Request:
From the listing below, pick out each line with the word "text".

Information given:
★ ★ ★ ★
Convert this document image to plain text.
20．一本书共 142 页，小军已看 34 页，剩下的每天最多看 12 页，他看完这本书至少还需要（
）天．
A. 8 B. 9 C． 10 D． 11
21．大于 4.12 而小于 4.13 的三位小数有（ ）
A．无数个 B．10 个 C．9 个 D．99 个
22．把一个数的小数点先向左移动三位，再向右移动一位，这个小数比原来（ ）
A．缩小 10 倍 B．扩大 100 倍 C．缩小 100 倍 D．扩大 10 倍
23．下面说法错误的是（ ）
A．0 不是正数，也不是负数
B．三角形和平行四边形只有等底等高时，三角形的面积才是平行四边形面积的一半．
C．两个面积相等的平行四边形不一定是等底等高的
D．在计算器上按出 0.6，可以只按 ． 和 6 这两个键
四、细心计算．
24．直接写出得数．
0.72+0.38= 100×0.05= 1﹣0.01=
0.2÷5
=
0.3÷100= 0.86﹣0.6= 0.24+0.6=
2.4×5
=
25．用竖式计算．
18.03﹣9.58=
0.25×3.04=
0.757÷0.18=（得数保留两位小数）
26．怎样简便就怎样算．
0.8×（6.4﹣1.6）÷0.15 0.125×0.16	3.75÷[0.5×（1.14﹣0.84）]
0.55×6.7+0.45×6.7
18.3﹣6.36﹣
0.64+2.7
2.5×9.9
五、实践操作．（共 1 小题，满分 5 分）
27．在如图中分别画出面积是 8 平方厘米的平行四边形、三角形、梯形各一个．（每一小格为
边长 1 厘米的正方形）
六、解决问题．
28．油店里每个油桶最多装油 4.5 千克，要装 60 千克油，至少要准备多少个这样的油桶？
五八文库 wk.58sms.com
★ ★ ★ ★
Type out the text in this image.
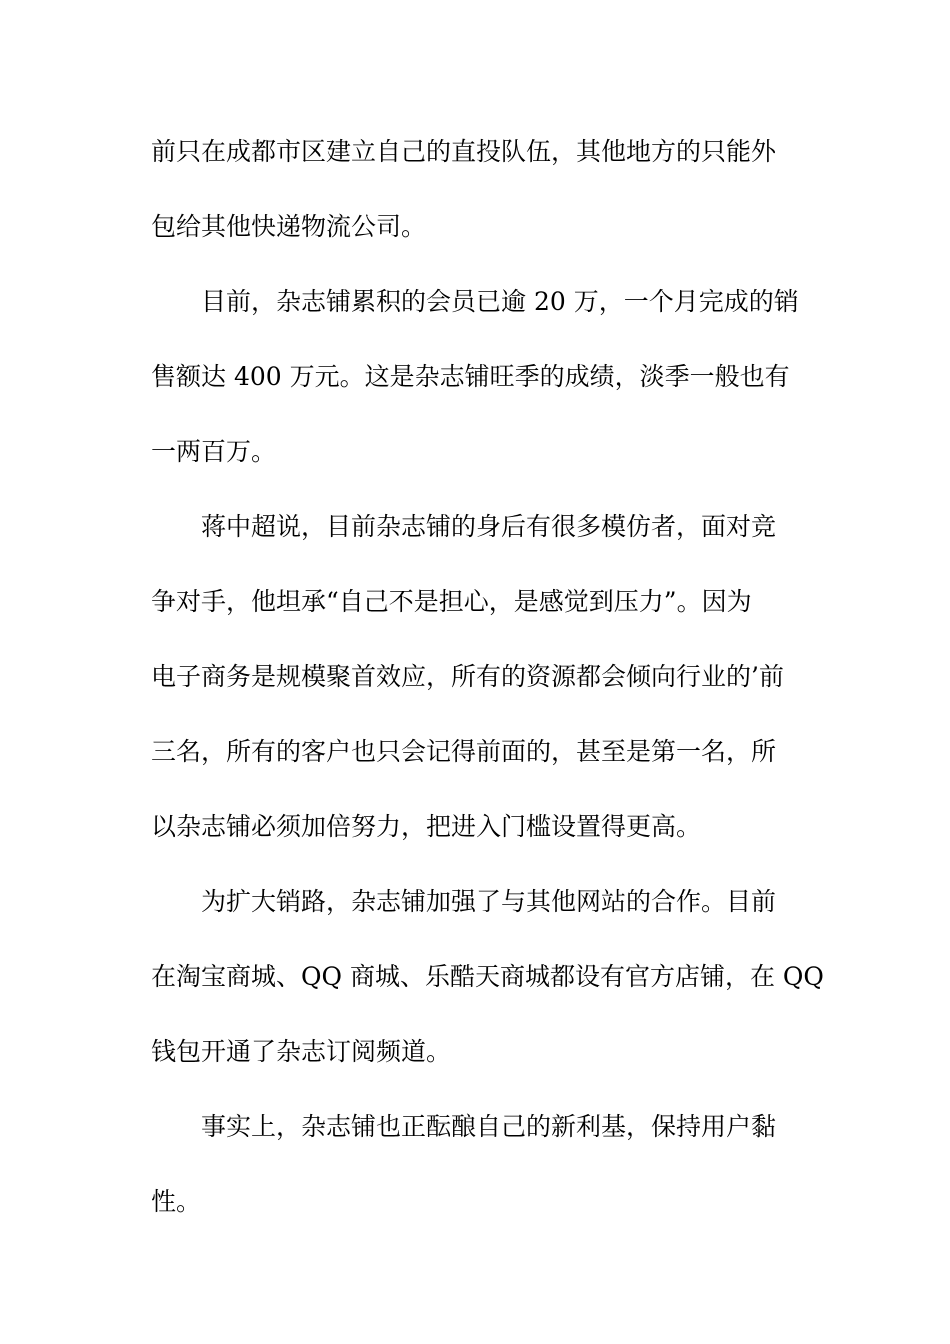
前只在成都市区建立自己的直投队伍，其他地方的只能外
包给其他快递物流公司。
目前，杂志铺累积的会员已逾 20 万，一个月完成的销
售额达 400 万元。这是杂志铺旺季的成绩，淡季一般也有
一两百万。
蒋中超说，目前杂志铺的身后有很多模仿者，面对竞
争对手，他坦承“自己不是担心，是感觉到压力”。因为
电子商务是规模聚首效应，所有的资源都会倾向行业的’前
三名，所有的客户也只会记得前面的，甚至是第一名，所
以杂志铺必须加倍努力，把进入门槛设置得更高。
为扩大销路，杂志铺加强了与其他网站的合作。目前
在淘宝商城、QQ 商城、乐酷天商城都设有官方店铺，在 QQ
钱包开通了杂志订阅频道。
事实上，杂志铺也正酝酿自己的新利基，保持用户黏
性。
★ ★ ★ ★
Result of the task:
Convert this document image to plain text.
Type out the text in this image.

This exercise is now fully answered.